-- Start --
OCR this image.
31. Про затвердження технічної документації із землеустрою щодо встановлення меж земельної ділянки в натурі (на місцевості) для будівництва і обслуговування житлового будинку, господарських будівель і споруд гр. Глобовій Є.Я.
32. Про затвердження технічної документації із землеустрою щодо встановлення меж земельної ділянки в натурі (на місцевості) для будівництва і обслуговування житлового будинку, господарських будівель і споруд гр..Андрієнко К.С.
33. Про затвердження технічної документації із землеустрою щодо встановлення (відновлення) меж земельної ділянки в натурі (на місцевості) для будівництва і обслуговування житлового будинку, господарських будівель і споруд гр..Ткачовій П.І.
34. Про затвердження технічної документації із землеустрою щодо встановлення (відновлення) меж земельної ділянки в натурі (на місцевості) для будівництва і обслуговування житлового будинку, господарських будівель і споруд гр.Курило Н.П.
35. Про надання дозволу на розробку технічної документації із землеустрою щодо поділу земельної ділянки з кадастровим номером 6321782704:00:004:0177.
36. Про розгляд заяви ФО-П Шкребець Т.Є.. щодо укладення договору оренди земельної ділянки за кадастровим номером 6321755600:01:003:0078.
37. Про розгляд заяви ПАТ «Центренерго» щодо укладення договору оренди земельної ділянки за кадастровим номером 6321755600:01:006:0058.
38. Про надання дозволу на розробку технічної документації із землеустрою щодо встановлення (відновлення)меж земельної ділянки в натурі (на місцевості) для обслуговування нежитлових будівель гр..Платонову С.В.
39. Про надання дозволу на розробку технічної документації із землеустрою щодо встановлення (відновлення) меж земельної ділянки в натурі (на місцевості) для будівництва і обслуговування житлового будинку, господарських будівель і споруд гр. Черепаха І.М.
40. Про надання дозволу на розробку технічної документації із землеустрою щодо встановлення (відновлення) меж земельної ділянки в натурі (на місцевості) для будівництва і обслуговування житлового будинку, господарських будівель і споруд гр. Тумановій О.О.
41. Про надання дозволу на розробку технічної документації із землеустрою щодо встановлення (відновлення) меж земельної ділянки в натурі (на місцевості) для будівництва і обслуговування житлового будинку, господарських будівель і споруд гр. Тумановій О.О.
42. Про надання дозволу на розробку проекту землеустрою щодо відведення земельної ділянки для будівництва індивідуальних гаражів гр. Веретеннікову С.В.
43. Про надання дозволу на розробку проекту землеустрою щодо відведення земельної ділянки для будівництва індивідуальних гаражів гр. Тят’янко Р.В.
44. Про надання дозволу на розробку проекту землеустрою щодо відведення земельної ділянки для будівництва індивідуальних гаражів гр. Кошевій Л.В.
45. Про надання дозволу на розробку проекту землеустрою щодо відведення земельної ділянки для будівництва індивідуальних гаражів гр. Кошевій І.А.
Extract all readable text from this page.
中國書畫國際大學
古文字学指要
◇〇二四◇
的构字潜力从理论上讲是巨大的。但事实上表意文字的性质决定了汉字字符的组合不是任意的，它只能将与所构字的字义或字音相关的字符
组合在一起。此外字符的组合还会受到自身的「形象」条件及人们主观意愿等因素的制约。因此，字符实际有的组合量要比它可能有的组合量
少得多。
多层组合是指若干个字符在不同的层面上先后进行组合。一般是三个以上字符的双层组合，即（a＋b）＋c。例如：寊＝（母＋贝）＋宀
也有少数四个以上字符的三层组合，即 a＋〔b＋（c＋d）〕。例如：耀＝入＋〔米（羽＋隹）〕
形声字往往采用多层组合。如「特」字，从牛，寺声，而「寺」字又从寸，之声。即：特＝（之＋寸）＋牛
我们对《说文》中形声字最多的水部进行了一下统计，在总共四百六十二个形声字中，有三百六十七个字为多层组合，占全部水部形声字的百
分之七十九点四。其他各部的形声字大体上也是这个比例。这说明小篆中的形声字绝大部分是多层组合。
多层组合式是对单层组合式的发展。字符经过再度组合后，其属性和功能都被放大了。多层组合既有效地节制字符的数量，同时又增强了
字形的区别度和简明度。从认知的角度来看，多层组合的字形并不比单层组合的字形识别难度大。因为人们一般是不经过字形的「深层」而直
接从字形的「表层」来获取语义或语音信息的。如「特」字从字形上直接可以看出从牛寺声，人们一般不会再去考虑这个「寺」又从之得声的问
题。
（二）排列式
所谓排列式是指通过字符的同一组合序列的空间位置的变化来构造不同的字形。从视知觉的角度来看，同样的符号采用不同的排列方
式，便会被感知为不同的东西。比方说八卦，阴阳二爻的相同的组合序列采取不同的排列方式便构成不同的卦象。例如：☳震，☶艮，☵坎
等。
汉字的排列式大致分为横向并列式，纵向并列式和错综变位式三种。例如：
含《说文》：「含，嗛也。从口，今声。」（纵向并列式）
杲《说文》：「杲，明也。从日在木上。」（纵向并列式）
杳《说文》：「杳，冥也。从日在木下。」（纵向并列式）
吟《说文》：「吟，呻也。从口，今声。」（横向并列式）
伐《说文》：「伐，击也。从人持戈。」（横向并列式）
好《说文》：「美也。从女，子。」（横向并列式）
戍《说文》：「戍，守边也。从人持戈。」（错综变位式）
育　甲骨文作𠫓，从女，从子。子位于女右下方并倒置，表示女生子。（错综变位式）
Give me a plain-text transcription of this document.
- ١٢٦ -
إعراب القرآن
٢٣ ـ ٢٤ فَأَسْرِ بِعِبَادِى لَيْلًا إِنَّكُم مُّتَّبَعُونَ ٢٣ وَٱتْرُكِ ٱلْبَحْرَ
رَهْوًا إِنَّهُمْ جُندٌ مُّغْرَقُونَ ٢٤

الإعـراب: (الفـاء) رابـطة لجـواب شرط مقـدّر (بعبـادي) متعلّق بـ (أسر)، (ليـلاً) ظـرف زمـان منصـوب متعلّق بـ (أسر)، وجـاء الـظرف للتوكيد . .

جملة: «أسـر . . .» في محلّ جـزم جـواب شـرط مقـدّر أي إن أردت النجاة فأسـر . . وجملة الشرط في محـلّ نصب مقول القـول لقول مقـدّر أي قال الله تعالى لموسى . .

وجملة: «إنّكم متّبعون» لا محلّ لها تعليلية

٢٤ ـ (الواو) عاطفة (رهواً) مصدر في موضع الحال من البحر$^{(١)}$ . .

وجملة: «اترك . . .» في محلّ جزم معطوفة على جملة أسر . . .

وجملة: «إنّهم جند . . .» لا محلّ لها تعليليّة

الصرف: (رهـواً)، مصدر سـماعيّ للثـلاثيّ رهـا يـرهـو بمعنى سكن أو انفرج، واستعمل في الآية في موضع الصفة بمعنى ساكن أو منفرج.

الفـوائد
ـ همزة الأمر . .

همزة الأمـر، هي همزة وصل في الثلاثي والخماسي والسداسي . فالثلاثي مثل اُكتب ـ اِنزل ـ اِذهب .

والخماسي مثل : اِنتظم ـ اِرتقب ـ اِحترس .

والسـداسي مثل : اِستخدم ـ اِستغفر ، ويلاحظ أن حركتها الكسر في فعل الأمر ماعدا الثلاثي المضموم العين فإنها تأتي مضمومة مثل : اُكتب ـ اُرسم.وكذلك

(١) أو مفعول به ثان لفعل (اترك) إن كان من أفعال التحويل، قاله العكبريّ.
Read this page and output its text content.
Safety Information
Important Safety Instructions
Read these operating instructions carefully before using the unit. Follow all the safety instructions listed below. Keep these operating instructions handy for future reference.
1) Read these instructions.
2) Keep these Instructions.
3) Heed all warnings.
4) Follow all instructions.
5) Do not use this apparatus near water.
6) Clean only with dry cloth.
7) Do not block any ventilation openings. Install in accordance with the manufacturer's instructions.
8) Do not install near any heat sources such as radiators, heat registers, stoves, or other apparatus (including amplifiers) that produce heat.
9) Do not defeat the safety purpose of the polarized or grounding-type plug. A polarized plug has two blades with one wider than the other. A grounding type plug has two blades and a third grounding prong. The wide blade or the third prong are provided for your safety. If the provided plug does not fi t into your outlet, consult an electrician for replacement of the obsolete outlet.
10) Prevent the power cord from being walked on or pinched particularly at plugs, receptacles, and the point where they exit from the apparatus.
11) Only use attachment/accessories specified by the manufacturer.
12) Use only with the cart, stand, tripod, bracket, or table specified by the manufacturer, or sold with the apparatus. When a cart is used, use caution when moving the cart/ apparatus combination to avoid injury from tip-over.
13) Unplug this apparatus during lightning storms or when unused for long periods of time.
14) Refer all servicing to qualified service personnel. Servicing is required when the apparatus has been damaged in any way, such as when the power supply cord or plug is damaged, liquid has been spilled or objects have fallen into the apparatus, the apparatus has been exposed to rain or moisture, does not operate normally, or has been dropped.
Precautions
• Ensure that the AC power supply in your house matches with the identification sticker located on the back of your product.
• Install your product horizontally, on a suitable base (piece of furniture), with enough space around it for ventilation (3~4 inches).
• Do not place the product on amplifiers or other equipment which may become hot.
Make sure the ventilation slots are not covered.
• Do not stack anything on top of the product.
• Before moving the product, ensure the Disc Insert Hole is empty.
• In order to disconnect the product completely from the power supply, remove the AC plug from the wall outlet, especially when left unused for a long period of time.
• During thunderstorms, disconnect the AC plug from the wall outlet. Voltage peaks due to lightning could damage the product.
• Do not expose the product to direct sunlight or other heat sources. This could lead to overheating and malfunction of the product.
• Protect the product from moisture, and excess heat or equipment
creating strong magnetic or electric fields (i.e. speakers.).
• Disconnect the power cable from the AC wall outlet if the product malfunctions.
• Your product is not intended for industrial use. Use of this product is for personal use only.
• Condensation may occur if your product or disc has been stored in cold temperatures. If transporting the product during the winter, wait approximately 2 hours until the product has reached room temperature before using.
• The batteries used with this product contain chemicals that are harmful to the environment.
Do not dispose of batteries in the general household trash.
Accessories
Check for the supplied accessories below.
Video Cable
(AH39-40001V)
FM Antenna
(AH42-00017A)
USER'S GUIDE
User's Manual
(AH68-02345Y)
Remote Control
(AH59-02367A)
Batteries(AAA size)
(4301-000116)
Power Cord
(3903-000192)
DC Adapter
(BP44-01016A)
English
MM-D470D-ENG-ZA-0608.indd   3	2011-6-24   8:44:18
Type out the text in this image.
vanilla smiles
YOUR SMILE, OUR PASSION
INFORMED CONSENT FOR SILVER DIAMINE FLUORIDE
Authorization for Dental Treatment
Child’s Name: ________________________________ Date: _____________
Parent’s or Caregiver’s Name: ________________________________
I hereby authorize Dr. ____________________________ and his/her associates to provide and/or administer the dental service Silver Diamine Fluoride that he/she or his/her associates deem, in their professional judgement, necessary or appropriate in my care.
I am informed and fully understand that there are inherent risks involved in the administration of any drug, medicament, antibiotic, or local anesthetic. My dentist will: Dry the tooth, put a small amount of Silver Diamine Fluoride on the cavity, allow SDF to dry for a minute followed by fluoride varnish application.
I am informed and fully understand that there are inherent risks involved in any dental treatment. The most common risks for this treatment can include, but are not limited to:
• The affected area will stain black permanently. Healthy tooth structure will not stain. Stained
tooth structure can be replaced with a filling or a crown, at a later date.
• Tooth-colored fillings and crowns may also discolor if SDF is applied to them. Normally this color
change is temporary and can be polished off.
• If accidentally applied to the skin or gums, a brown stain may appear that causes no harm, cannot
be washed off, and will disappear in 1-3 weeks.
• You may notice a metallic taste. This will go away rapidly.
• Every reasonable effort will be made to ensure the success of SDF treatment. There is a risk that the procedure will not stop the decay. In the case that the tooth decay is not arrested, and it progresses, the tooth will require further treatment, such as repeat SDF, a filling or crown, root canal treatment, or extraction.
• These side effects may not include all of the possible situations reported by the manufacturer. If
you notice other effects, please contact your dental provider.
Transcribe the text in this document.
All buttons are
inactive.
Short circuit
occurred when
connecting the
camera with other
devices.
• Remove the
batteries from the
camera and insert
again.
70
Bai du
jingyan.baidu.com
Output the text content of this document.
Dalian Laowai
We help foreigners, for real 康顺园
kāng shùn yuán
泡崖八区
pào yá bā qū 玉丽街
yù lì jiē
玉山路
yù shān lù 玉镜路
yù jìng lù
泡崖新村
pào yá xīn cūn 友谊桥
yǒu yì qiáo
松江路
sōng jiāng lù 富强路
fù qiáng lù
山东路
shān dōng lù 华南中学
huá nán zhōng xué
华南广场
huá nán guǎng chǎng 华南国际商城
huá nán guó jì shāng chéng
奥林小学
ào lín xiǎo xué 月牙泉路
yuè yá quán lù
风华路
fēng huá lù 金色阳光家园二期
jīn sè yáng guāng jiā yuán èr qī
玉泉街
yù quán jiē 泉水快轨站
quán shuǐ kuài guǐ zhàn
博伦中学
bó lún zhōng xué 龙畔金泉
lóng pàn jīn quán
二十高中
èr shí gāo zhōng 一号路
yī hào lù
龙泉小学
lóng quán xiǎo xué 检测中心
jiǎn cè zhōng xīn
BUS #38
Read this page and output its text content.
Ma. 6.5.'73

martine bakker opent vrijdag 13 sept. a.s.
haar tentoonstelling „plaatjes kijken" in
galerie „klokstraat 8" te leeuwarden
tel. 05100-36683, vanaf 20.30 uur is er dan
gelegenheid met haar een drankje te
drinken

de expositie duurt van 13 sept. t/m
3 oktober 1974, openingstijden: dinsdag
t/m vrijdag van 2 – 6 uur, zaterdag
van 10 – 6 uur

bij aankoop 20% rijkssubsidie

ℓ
-- End --
TASK INSTRUCTIONS - In the records, locate each line holding the string "text" and copy it.

FINAL ANSWER -
Extract all readable text from this page.
Give me a plain-text transcription of this document.
Read this page and output its text content.
Type out the text in this image.
Transcribe the text in this document.
Output the text content of this document.
Read this page and output its text content.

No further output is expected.